Segment Start: EXERCISE PASSAGE

One of the most explored natural herbs for the purpose of (oral) cancer treatment is curcumin.9–11 Curcumin, a polyphenol derived from Curcuma longa which also known as turmeric, has been known for its therapeutic potentials, including anti-inflammatory, anti-oxidant, analgesic, anti-cancer, anti-microbial, as well as anti-septic potential.9,12 The anti-cancer effect of curcumin for several types of cancer was proven by its ability to inhibit the pathways as well as products of several proteins and enzymes involved in cancer development, such as nuclear factor kappa B (NFκB) and cyclooxygenase 2 (COX-2).9,13 NFκB and COX-2 are the two factors that have been known for their increased expression in oral pre-cancer lesion as well as OSCC.14–16
The NFκB is a transcription factor that is involved in the induction of several genes that will eventually lead to an inflammatory process. The NFκB plays a major role in the malignant behavior of a tumor, including OSCC. The constitutive activation of NFκB or increased activity of IκB kinase (IKK) in tumor cells protects the cells from induction of apoptosis caused by chemotherapy. This particular mechanism among any other mechanisms acts as the scientific explanation of the survival and development the tumor cells.17 As for COX-2, this particular enzyme is known as the isoform of the cyclooxygenase (COX) enzyme that is induced by mitogens, cytokines, growth factors, and tumor promoter.18 It has been revealed that COX-2 enhances cancer invasion as well as metastasis by decreasing the expression of E-cadherin which eventually will lead to phenotypic changes in the epithelial cells, which then enhances the carcinogenic potential.19 These are the reasons of the increased expression of COX-2 and NFκB in several types of cancer.
Based on the above explanation, a study that aimed on evaluating the anti-cancer potential of curcumin on OSCC through the analysis of NFκB and COX-2 expression at epithelial dysplasia stage was designed. This in vivo study used histopathological examination with hematoxylin and eosin (HE) staining method to confirm the epithelial dysplasia stage, and immunohistochemistry analysis to evaluate the NFκB and COX-2 expression.

Segment End: EXERCISE PASSAGE
Segment Start: DATASET EXCERPTS

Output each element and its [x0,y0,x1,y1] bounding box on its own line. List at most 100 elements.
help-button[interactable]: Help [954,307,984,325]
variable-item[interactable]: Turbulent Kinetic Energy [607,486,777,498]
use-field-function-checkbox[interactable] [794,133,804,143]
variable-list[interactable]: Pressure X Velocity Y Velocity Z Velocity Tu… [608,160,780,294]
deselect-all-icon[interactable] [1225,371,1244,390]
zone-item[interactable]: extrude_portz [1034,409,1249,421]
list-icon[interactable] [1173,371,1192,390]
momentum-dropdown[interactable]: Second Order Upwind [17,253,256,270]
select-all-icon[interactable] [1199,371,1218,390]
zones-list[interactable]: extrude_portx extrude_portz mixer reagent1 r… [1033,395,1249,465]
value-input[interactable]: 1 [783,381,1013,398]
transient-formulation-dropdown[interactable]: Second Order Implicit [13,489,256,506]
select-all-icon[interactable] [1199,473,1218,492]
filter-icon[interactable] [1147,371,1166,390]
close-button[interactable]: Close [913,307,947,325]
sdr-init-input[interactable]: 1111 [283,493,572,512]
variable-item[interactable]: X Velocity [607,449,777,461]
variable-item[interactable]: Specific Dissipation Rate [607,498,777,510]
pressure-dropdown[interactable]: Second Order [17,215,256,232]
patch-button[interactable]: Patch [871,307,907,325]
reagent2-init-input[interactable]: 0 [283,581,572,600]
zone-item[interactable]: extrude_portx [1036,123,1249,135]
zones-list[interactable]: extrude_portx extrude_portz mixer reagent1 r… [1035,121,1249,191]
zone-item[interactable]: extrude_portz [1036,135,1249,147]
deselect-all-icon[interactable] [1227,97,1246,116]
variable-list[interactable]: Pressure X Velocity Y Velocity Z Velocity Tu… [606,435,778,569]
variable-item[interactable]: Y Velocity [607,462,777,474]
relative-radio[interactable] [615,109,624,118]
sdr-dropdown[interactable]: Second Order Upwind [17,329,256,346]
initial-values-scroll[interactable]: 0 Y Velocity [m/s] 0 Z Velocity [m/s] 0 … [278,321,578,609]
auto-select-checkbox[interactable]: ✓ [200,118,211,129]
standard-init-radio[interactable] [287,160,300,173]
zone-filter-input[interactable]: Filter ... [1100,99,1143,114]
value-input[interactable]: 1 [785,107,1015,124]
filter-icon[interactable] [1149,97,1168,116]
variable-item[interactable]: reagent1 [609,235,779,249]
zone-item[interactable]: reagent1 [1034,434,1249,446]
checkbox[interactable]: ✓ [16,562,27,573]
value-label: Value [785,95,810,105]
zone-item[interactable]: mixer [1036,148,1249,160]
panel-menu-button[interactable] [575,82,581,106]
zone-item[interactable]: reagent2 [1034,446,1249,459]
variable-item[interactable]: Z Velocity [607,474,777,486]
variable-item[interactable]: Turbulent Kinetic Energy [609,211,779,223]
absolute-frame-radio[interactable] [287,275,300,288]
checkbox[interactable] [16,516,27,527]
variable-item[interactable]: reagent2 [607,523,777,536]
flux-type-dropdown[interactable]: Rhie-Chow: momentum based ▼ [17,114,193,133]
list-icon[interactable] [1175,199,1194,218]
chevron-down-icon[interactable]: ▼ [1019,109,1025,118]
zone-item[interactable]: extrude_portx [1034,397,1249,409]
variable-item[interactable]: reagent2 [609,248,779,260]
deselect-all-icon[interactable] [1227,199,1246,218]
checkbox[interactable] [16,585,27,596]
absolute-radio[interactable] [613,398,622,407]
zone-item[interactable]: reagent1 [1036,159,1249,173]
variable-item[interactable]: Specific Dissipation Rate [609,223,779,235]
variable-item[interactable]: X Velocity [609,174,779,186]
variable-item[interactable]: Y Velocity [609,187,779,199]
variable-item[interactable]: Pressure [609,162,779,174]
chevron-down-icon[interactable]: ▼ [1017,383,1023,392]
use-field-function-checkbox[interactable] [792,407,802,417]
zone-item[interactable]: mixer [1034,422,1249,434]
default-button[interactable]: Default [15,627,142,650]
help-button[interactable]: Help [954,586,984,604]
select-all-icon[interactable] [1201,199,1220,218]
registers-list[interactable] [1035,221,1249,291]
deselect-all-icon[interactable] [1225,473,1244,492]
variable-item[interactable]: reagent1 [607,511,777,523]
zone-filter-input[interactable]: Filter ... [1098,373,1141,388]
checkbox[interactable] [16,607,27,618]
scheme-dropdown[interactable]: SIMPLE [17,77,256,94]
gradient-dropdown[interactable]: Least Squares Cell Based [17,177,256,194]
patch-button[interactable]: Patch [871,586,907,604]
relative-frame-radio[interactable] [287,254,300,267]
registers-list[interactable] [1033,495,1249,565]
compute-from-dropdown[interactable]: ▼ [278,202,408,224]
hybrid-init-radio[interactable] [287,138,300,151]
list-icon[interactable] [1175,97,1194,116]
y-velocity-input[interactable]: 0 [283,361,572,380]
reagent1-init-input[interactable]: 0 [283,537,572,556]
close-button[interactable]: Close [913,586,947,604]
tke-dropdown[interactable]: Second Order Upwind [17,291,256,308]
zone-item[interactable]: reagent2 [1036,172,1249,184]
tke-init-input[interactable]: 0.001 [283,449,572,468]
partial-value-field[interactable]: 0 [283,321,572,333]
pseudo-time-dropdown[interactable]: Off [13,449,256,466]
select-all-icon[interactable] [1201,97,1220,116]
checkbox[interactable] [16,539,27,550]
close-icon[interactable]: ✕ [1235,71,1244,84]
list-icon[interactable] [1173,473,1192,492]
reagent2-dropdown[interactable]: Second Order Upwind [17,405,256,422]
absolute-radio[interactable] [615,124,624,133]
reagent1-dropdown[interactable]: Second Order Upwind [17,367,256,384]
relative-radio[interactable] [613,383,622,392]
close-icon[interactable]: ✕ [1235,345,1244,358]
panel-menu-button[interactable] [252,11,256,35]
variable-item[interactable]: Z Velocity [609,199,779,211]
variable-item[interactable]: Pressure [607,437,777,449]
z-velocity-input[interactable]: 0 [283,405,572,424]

Segment End: DATASET EXCERPTS

_PARTS OF THE EXERCISE_.
A – Decide whether each statement agrees with the curcumin passage, answering yes or no and quoting the deciding words of the passage.
(i) Curcumin is obtained from Curcuma longa, a plant also called turmeric.
(ii) COX-2 promotes cancer invasion and metastasis by increasing the expression of E-cadherin.
(iii) The study relied on hematoxylin and eosin staining to evaluate NFκB and COX-2 expression.
B – Continue the curcumin passage from its last sentence.

_EXPECTED RESPONSES_.
A –
(i) Yes: "Curcumin, a polyphenol derived from Curcuma longa which also known as turmeric"
(ii) No: "by decreasing the expression of E-cadherin"
(iii) No: "immunohistochemistry analysis to evaluate the NFκB and COX-2 expression"

B –
Methods
This current experimental study was conducted at the Animal Teaching Hospital of the Faculty of Veterinary Medicine, Bogor Agricultural Institute, Bogor, Indonesia, by using 40 Sprague Dawley rats. Prior to the start of the study, an ethical clearance from the Health Research Ethical Committee of the Bogor Agricultural Institute was obtained. All procedures performed were in accordance with the standards set forth in the Guide for the Care and Use of Laboratory Animals and Basel Declaration. All authors declared that all legal and ethical aspect of the current study has been fulfilled prior to and during the study period. Ethical clearance (number: 34-2017 ACUC RSHP FKH-IPB) was given by the Animal Medical Research Ethics Committee of Bogor Agricultural University, prior to the start of the study. Sample size calculation was performed by using the G Power formula.20 Based on the study literature, the effect size between the two groups was set at 48%, the type 1 error was fixed at 5% (p = 0.05), the power of a study was set at 80%, and the direction of effect was two tailed. Based on this calculation, the number of sample needed for each group was 16 animals. Expected attrition or death of animals was then set at 20%, and therefore, the numbers of animal per group was set at 20 animals.
Once ethical clearance was gained, 40 healthy male Sprague Dawley rats that aged about 8 weeks old, weighted about 200–300 mg and presented no anatomical abnormalities, went through PES vaccination, as well as internal and external parasite elimination procedure were recruited for the study. All rats were then quarantined for 7 days for adaptation purposes. Once the quarantined period was completed, 20 customized cages were prepared, whereas each cage was occupied by two rats.
7,12-Dimethylbenz(a)anthracene (DMBA)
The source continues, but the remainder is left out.